Find the string "title" and gather every line that holds it.

Items from a figure collection:
[start]

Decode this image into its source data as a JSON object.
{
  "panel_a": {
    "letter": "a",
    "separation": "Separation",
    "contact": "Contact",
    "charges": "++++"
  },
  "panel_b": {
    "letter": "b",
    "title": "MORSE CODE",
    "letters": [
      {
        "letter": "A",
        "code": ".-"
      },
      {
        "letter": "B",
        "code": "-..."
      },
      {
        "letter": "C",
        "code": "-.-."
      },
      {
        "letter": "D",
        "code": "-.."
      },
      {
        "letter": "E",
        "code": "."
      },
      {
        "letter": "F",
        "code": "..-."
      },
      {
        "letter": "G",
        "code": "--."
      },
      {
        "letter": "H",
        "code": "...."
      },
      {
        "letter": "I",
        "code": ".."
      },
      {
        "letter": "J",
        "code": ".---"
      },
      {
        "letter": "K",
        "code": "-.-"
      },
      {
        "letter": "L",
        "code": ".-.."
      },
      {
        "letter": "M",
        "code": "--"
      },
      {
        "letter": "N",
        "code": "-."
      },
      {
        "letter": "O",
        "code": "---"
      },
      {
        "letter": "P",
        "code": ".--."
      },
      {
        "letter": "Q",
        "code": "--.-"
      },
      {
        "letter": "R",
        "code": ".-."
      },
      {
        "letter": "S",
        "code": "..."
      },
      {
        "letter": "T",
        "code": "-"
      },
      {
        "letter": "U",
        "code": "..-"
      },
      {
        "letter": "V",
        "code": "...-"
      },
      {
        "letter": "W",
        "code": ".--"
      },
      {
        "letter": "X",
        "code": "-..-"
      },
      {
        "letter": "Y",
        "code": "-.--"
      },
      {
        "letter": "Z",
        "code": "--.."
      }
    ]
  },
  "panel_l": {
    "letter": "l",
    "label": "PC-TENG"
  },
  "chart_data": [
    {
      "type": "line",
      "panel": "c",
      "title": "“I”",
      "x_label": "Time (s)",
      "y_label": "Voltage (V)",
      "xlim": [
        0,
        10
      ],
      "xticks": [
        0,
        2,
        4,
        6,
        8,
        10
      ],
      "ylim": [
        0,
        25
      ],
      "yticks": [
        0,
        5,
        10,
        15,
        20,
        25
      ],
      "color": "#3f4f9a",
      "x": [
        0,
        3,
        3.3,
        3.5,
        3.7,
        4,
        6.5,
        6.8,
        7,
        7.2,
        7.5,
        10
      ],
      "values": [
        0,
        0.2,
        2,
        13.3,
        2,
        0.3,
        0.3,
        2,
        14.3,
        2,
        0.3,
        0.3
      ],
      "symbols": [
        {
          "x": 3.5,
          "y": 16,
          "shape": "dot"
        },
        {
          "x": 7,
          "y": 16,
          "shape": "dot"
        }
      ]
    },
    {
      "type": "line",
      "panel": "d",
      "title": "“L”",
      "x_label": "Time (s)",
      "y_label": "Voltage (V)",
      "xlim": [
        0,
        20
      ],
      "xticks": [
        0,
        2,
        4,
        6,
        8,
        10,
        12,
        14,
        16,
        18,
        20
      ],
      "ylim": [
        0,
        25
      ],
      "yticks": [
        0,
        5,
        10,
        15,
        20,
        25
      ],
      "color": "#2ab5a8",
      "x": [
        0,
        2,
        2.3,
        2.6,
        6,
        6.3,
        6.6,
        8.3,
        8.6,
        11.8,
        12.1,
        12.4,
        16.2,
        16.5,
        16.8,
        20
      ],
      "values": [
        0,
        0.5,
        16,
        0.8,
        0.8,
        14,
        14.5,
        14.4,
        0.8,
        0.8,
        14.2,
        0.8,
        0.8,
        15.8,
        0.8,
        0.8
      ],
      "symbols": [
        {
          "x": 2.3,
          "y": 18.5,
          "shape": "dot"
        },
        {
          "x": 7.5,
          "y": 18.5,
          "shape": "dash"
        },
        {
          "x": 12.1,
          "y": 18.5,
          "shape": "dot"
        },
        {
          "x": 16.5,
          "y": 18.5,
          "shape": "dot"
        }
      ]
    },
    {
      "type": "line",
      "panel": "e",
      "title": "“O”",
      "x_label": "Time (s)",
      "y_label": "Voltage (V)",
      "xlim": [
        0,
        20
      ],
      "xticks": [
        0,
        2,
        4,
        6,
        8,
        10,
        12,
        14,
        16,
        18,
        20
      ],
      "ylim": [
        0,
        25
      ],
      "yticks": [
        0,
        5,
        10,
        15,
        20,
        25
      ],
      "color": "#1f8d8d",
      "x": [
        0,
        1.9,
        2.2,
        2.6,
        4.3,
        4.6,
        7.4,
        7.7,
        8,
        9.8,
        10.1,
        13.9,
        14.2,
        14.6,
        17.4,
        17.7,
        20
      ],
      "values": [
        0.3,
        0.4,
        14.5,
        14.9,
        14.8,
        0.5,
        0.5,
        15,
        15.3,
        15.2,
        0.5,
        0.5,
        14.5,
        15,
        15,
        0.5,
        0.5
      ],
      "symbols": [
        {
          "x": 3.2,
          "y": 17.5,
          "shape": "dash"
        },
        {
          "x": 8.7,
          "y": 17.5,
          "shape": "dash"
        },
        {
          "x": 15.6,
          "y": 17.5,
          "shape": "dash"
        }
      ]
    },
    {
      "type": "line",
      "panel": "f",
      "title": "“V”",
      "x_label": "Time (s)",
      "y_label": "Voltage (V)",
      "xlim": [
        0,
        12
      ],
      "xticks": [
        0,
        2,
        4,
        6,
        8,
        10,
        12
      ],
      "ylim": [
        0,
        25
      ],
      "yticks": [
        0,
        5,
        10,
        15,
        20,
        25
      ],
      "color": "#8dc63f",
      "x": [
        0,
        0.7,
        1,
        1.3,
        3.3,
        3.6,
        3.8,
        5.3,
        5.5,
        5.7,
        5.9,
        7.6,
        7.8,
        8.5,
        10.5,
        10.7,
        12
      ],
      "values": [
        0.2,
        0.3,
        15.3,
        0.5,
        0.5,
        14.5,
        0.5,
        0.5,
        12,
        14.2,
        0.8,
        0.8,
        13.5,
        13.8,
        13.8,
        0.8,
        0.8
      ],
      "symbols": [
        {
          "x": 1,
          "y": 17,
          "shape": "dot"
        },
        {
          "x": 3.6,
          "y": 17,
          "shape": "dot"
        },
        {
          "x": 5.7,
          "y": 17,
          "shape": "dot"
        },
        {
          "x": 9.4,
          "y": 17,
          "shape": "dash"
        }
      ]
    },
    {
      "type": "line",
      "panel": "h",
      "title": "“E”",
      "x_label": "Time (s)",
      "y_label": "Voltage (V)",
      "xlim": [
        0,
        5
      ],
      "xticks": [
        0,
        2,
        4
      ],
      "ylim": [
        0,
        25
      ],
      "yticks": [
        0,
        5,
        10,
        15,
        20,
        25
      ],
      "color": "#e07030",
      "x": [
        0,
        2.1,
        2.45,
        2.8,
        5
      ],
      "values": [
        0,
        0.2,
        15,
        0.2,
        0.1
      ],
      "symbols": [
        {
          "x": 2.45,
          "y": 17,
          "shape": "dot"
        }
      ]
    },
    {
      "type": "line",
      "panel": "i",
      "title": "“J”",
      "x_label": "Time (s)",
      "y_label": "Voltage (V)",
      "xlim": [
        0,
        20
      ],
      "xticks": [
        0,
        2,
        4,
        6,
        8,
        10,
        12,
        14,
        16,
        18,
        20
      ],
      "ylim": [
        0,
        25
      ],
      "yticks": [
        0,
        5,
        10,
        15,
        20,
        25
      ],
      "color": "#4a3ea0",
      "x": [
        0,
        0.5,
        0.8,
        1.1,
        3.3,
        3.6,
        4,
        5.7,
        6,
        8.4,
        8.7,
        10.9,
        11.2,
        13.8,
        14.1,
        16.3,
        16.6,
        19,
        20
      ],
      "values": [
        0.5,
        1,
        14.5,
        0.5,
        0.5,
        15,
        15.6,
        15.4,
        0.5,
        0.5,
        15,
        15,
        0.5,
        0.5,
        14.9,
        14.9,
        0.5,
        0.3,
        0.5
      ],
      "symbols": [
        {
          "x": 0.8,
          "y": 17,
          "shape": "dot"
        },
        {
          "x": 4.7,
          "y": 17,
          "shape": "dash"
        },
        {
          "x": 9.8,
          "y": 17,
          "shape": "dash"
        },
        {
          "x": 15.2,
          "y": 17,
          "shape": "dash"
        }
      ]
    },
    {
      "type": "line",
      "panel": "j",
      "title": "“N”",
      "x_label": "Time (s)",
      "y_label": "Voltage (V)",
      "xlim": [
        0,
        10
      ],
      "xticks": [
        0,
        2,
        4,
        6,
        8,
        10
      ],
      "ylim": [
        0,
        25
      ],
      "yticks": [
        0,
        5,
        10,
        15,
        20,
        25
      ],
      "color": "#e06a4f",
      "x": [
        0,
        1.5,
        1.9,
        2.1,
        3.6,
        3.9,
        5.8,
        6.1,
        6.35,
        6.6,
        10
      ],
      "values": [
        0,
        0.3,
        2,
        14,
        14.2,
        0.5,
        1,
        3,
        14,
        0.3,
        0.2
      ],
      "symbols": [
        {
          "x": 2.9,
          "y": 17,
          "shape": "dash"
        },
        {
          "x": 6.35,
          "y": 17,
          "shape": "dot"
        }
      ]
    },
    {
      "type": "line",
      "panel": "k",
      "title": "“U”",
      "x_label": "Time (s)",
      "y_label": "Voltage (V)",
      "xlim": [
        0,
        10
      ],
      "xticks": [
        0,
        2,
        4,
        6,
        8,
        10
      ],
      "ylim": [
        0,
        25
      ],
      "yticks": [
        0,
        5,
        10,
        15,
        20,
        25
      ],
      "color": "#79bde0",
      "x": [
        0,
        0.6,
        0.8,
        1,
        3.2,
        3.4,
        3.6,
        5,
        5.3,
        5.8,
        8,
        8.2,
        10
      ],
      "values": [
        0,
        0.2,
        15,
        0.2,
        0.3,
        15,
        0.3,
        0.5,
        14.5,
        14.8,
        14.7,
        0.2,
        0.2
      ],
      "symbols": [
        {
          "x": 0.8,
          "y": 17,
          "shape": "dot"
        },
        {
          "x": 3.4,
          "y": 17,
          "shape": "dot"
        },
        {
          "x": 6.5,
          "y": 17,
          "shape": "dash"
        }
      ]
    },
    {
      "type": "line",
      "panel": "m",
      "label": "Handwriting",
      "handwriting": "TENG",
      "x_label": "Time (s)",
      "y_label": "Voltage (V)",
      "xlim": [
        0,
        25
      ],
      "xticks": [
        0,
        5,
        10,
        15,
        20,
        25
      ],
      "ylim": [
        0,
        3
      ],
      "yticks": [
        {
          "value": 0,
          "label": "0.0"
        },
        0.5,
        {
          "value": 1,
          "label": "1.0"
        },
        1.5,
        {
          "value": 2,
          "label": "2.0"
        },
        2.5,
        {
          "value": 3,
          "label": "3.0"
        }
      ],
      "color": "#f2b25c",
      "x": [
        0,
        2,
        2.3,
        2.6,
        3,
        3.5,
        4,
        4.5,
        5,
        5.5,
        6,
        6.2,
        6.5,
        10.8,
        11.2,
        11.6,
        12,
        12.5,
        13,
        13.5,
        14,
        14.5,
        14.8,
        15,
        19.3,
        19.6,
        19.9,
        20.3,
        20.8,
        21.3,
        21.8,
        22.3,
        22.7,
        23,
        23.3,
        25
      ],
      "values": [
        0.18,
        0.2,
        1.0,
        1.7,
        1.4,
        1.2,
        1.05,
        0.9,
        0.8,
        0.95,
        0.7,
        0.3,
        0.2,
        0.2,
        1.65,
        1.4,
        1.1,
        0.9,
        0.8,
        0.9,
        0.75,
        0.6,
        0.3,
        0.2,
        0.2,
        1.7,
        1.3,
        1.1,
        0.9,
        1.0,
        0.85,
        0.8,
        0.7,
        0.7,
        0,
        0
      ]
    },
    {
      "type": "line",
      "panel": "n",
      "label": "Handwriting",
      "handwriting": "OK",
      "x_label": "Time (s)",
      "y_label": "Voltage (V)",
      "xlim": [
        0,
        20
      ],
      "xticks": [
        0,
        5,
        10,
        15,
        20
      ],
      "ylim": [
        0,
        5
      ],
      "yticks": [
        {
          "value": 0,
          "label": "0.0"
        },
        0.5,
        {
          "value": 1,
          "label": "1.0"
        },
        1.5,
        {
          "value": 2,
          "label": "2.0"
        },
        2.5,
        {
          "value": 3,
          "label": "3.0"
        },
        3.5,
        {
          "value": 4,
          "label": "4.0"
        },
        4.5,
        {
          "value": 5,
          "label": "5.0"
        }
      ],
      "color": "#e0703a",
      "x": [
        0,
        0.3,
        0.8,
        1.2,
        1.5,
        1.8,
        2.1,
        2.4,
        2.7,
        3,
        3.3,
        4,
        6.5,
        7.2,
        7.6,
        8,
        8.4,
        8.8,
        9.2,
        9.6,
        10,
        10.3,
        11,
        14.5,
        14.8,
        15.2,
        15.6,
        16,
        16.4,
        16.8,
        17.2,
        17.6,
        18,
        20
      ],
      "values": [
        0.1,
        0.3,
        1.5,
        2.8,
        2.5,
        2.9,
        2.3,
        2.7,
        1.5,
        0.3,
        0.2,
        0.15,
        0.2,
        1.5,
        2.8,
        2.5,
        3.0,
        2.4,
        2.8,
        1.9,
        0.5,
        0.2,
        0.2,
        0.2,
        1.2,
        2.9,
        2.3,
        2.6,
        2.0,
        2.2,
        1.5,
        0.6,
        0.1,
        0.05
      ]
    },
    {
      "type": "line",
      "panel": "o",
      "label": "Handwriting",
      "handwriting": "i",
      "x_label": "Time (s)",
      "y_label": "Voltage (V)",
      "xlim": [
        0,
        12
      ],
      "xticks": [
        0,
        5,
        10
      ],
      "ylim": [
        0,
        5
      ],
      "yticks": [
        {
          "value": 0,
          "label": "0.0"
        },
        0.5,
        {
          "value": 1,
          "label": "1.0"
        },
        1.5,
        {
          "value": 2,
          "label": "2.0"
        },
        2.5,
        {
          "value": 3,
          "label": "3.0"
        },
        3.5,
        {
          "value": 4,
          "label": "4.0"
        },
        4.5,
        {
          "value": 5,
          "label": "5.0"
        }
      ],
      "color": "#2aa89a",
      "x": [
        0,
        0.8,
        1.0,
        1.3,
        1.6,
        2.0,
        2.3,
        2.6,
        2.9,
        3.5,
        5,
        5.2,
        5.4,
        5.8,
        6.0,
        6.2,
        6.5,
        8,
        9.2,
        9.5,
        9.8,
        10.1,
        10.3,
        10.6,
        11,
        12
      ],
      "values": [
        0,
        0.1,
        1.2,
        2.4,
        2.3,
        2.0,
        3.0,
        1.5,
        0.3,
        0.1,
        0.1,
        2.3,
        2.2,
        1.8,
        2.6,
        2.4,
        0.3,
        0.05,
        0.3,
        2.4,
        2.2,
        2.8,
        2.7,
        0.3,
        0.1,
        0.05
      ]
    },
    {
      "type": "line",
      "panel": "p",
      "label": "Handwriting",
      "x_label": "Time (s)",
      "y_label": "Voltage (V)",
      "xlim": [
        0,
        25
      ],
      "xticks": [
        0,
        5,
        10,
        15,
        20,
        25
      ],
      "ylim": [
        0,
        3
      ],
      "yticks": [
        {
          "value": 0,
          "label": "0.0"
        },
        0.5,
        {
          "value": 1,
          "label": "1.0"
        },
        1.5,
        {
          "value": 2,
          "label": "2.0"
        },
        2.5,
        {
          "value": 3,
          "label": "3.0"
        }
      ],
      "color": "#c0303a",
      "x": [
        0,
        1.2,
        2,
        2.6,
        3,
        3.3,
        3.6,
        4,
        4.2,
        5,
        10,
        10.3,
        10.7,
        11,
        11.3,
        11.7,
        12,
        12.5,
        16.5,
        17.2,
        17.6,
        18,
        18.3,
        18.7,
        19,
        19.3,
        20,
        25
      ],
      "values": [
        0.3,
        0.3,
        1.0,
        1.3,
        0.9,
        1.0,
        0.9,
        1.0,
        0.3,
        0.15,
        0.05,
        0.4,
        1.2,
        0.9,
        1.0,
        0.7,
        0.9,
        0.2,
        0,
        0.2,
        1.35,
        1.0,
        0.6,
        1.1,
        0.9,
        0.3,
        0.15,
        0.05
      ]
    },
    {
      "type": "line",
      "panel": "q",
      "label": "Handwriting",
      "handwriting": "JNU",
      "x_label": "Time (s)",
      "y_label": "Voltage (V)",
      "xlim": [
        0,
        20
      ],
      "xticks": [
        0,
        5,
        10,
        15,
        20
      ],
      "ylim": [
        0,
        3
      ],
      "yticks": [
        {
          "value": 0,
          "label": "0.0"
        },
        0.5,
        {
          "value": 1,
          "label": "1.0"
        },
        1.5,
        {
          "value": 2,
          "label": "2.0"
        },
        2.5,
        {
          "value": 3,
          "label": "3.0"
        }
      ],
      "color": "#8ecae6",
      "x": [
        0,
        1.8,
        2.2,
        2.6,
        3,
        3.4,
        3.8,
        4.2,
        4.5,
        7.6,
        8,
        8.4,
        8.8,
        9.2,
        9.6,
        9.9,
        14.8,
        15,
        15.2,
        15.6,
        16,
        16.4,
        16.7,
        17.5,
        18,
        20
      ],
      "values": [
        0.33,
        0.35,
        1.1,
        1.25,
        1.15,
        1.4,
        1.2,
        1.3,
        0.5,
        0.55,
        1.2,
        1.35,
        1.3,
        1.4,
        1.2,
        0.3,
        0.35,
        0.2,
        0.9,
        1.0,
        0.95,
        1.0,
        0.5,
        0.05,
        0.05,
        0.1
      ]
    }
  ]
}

[end]

**ANSWER IN FULL**
    "title": "MORSE CODE",
      "title": "“I”",
      "title": "“L”",
      "title": "“O”",
      "title": "“V”",
      "title": "“E”",
      "title": "“J”",
      "title": "“N”",
      "title": "“U”",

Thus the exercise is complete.